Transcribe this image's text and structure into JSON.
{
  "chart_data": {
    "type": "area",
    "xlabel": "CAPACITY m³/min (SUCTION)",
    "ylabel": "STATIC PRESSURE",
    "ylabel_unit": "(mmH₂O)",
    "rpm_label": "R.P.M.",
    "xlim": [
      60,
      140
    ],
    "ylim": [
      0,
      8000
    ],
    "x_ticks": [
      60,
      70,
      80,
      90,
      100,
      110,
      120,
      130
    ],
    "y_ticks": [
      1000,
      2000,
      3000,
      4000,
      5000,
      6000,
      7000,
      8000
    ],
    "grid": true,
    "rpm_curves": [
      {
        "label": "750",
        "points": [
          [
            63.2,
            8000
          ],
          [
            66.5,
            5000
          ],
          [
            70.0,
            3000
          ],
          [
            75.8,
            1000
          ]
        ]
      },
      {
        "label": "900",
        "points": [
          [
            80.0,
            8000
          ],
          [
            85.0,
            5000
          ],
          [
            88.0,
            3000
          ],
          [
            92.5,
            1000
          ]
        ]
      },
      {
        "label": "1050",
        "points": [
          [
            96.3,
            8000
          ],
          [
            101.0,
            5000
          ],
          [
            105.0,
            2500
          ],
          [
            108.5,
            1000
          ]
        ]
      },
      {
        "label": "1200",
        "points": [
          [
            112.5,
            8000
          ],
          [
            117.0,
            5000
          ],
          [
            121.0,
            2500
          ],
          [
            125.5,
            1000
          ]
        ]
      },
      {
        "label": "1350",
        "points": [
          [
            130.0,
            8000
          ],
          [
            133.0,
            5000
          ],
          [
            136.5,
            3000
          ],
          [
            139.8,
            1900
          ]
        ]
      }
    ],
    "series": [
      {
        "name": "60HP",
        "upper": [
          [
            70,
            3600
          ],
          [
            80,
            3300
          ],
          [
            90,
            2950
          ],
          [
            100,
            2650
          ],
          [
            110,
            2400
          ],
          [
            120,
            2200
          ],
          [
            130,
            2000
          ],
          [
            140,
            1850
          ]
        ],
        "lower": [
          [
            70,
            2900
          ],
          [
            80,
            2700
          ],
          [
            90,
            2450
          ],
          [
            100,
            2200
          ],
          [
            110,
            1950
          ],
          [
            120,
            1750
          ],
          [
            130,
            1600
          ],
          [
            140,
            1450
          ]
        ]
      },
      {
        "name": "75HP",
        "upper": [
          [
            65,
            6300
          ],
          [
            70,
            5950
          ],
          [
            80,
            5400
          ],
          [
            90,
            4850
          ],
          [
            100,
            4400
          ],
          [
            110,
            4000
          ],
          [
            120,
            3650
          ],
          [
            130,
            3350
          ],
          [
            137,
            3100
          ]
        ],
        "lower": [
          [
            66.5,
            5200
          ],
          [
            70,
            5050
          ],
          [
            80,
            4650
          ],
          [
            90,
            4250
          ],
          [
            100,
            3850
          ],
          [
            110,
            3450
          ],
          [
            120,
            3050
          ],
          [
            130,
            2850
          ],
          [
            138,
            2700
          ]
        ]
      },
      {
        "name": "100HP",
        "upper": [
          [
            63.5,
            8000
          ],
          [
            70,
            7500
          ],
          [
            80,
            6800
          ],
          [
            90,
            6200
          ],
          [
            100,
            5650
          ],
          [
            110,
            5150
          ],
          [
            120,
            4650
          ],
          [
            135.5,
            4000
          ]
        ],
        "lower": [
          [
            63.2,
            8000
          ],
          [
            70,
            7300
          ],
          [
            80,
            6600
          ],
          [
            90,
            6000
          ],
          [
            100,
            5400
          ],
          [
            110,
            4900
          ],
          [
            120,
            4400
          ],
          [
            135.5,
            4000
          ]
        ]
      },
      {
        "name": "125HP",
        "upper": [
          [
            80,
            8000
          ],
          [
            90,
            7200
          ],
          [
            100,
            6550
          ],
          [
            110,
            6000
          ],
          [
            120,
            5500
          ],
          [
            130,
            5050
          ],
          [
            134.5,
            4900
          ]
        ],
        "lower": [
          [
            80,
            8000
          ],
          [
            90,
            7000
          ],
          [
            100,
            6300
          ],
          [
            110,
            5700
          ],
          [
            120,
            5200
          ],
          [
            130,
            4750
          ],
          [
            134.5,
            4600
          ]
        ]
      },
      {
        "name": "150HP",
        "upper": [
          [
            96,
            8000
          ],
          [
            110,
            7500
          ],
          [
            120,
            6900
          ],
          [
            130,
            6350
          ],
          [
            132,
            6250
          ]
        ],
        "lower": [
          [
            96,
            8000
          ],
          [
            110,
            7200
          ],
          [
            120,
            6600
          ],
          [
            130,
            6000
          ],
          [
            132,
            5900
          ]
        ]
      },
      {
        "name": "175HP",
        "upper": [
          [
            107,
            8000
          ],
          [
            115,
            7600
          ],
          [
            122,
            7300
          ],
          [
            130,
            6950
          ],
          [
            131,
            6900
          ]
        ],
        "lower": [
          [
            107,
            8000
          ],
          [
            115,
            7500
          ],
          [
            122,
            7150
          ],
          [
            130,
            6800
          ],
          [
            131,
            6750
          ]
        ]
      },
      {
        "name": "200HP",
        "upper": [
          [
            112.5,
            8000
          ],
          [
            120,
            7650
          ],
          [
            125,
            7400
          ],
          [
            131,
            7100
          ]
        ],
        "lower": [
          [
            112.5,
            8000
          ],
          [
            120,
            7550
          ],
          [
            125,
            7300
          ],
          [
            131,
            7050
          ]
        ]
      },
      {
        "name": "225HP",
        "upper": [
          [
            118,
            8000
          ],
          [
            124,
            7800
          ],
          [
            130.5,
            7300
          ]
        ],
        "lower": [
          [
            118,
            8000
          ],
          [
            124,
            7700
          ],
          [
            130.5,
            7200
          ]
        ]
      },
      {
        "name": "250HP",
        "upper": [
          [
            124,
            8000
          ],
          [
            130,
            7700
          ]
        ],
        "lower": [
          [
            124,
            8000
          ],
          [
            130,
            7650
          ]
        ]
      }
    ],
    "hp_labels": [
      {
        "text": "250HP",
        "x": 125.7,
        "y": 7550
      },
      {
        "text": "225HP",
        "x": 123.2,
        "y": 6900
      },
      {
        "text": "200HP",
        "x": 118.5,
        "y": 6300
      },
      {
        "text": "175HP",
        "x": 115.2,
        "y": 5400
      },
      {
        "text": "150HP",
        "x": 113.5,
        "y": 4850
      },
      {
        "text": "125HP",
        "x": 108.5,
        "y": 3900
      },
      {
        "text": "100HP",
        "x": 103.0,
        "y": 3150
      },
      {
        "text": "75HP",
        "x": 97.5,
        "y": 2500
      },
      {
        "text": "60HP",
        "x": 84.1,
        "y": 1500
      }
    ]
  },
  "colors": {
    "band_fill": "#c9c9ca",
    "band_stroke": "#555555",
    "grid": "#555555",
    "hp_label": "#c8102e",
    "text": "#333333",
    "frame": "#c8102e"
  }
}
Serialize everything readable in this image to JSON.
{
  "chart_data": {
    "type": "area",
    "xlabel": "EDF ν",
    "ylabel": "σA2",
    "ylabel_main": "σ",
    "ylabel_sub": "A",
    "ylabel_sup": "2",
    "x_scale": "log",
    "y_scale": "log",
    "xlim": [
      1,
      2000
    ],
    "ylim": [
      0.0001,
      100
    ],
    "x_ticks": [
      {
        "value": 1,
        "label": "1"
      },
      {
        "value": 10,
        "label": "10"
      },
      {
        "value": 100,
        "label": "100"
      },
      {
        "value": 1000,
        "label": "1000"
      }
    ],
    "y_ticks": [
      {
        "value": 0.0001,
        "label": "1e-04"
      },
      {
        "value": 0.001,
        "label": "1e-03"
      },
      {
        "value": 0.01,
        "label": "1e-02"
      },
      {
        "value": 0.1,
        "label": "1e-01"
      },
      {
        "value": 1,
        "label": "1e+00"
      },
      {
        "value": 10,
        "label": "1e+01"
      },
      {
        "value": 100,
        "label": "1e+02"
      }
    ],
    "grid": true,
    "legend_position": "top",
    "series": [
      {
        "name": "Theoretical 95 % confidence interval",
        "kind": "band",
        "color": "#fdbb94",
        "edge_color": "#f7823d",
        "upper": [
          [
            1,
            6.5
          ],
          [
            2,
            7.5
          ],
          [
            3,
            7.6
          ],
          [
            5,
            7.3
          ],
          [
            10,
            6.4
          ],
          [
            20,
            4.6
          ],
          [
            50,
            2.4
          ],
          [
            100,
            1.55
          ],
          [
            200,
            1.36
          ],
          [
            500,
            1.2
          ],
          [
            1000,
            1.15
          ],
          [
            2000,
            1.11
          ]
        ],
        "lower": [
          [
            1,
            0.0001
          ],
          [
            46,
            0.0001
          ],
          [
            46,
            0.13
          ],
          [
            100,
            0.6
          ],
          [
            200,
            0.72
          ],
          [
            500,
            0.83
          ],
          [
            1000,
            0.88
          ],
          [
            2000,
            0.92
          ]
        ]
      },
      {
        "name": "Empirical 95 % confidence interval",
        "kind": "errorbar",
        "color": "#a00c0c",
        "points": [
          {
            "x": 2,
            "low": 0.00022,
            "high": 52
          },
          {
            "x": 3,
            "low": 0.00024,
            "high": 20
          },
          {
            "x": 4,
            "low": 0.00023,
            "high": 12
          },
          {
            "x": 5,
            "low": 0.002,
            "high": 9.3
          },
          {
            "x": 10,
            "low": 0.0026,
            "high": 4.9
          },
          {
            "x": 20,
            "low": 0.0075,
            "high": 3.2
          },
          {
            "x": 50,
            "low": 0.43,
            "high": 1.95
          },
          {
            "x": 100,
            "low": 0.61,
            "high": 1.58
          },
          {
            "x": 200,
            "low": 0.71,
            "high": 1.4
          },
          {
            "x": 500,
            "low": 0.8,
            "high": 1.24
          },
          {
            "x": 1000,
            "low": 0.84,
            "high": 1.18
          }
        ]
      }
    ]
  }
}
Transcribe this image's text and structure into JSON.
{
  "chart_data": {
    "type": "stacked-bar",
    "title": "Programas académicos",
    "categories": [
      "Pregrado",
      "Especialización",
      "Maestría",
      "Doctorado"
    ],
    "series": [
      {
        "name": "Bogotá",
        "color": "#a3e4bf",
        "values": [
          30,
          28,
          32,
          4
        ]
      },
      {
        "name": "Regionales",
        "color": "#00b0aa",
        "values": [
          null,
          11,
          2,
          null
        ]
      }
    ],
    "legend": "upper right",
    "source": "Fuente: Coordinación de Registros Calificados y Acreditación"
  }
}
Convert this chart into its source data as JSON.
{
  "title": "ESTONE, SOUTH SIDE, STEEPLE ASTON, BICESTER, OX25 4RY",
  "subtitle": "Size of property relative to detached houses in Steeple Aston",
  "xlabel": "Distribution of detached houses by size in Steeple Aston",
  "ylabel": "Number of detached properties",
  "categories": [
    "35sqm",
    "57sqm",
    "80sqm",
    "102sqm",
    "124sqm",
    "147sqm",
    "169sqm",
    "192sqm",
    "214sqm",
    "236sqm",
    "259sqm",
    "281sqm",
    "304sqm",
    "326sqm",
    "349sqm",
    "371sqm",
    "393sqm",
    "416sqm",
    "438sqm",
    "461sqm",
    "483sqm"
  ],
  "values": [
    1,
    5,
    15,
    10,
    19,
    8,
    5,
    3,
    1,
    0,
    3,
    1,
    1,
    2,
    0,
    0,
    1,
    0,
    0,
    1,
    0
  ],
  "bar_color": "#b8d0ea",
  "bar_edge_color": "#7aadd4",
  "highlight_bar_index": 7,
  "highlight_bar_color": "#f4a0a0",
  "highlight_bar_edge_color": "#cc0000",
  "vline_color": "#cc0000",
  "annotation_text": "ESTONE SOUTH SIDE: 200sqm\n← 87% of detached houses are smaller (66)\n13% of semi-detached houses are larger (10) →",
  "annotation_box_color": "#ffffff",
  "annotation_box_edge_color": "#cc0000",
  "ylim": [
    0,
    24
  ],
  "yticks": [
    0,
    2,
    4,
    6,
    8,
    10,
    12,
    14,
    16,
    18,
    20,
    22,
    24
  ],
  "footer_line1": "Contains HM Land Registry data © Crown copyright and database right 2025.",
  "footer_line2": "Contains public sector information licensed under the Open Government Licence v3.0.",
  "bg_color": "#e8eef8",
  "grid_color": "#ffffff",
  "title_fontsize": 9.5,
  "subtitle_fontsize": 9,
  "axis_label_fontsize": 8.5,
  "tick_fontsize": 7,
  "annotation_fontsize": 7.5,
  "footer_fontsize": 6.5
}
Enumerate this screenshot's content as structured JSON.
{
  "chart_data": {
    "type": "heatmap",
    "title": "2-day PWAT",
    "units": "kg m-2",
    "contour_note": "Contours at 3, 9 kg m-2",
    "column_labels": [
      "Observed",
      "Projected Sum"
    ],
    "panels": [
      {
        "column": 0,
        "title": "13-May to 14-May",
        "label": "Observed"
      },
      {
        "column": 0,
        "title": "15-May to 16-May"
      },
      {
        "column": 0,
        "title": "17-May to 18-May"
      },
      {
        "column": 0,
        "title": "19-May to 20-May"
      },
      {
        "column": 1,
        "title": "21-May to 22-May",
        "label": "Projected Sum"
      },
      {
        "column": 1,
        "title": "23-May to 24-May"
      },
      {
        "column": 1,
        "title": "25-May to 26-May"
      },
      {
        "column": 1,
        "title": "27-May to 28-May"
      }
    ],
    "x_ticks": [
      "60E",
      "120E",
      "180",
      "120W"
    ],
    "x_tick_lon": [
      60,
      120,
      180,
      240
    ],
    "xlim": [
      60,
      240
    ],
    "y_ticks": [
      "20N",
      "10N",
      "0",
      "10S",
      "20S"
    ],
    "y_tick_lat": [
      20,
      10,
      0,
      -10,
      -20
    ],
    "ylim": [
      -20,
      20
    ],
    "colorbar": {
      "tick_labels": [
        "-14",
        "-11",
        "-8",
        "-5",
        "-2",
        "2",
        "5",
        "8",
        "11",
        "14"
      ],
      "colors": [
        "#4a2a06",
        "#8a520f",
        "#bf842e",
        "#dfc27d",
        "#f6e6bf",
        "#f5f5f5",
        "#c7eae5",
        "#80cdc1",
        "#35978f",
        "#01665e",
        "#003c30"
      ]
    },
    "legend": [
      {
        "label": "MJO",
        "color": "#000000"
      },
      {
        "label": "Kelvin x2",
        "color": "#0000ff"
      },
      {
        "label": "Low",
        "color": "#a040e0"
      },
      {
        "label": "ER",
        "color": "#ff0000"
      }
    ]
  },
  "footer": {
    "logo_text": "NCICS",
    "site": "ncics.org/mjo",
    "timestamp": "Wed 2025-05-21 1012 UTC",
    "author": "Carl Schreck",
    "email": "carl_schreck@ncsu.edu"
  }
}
= = =
#### Stated goal:
Please list every line of the records that contains "ffffff".

#### Right answer:
  "annotation_box_color": "#ffffff",
  "grid_color": "#ffffff",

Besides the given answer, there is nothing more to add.